*AVAILABLE RECORDS*:
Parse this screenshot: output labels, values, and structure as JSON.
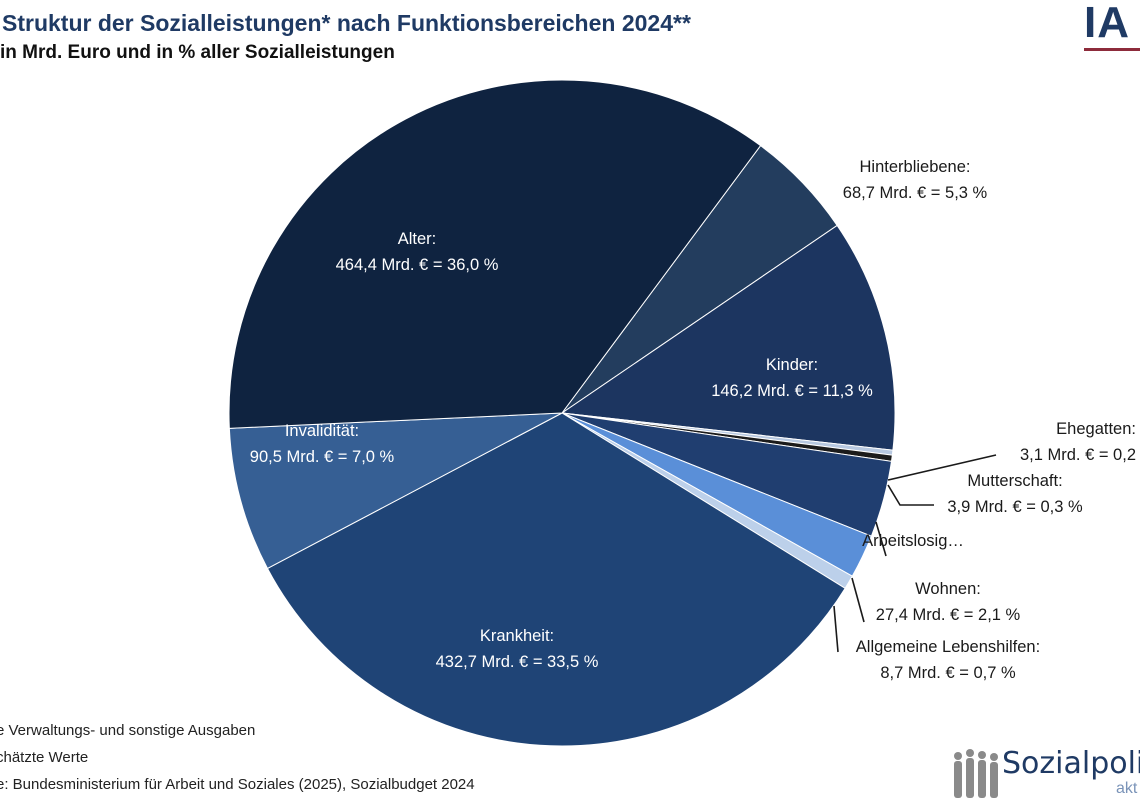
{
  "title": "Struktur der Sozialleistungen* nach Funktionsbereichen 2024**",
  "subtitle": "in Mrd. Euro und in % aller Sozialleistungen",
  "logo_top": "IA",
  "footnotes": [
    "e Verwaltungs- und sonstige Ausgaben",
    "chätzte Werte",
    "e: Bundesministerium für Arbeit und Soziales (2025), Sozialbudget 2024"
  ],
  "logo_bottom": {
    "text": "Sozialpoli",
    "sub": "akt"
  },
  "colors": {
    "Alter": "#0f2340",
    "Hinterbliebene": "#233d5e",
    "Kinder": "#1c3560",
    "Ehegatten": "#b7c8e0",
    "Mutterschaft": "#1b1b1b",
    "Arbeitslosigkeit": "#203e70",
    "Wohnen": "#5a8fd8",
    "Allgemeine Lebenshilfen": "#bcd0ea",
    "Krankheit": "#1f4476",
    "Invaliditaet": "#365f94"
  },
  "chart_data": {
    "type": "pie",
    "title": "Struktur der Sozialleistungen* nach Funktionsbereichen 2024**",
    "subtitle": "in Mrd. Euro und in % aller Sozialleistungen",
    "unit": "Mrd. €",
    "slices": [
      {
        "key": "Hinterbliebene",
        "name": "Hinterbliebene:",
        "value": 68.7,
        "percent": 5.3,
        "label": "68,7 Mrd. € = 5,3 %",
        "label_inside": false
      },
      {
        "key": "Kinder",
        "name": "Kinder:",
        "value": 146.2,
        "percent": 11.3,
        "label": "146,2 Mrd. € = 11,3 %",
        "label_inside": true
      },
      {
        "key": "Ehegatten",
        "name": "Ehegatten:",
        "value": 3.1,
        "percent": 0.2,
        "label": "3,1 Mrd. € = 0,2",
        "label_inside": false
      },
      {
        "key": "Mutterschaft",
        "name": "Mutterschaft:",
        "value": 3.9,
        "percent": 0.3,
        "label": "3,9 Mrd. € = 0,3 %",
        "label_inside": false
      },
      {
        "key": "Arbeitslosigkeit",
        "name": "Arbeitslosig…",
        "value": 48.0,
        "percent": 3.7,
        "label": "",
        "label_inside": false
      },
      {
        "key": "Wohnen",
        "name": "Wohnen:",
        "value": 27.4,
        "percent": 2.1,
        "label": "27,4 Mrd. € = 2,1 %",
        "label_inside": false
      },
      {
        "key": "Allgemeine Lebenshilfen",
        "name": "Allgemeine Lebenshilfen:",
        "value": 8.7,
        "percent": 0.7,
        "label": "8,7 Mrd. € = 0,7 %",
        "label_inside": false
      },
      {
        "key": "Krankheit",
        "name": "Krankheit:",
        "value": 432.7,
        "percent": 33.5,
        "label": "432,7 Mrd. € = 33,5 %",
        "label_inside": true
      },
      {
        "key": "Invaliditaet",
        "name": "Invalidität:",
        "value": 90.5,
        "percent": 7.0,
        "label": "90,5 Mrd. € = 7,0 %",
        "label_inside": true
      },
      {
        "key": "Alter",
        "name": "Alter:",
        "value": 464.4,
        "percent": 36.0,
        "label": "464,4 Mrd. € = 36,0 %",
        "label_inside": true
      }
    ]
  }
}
...
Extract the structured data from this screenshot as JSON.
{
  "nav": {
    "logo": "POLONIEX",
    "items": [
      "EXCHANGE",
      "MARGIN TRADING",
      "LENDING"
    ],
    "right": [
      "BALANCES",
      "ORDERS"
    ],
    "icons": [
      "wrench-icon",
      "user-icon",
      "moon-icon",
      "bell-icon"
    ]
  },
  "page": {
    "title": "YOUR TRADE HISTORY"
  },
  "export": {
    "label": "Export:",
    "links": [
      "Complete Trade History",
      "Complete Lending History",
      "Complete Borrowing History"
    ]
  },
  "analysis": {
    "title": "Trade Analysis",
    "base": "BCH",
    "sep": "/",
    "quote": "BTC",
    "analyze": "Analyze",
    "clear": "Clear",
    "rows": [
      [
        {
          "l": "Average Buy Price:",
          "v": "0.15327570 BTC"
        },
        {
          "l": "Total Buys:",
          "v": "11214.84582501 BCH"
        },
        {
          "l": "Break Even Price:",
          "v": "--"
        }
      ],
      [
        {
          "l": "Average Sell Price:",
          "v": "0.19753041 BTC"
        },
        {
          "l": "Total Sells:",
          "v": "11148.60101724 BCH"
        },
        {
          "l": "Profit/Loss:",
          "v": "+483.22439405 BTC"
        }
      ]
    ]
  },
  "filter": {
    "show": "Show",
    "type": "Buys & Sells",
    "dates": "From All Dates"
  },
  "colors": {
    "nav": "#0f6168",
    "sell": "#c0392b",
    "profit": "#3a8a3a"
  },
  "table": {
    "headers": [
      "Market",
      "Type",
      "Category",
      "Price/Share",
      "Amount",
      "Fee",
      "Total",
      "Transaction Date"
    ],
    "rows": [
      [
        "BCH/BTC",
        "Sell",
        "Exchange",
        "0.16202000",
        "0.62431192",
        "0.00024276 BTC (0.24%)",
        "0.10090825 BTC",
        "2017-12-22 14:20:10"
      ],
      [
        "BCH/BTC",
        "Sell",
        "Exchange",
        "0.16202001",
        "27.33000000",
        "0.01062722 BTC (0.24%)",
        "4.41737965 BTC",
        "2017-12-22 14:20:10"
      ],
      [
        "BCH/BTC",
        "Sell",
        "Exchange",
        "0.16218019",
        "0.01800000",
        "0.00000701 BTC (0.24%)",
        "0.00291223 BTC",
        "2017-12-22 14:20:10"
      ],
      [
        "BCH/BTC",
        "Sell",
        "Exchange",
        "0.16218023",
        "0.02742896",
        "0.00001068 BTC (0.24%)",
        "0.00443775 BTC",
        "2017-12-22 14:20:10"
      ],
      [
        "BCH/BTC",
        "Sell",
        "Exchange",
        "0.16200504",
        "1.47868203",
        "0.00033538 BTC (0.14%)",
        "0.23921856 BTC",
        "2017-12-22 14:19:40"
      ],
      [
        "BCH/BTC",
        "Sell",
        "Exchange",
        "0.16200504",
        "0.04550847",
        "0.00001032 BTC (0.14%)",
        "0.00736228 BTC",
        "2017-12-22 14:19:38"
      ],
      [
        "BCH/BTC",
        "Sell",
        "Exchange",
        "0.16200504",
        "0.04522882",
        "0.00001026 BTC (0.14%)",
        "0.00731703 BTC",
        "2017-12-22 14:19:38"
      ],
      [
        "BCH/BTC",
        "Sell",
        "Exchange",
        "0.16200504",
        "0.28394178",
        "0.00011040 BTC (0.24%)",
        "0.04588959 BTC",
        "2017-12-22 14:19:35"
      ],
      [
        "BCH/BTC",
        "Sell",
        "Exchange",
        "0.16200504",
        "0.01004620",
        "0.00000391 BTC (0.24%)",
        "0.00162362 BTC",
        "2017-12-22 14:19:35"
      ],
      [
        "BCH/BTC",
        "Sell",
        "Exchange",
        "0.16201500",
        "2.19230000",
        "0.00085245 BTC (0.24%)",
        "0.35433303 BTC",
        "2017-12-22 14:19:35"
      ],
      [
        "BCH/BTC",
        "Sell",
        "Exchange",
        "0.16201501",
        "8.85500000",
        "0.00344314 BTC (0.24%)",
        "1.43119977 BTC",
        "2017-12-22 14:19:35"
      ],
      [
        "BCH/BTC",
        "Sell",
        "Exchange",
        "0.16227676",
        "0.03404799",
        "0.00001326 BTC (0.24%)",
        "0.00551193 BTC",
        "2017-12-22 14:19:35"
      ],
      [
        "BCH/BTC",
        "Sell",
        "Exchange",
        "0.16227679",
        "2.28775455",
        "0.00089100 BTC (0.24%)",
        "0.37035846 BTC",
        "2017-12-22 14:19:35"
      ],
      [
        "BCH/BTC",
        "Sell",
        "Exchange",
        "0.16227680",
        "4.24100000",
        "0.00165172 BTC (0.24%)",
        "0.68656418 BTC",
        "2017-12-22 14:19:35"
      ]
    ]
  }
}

*WHAT TO PRODUCE*:
Each line in the data that holds the string "name" should be found and copied.

*COMPLETED TASK*:
        "name": "Hinterbliebene:",
        "name": "Kinder:",
        "name": "Ehegatten:",
        "name": "Mutterschaft:",
        "name": "Arbeitslosig…",
        "name": "Wohnen:",
        "name": "Allgemeine Lebenshilfen:",
        "name": "Krankheit:",
        "name": "Invalidität:",
        "name": "Alter:",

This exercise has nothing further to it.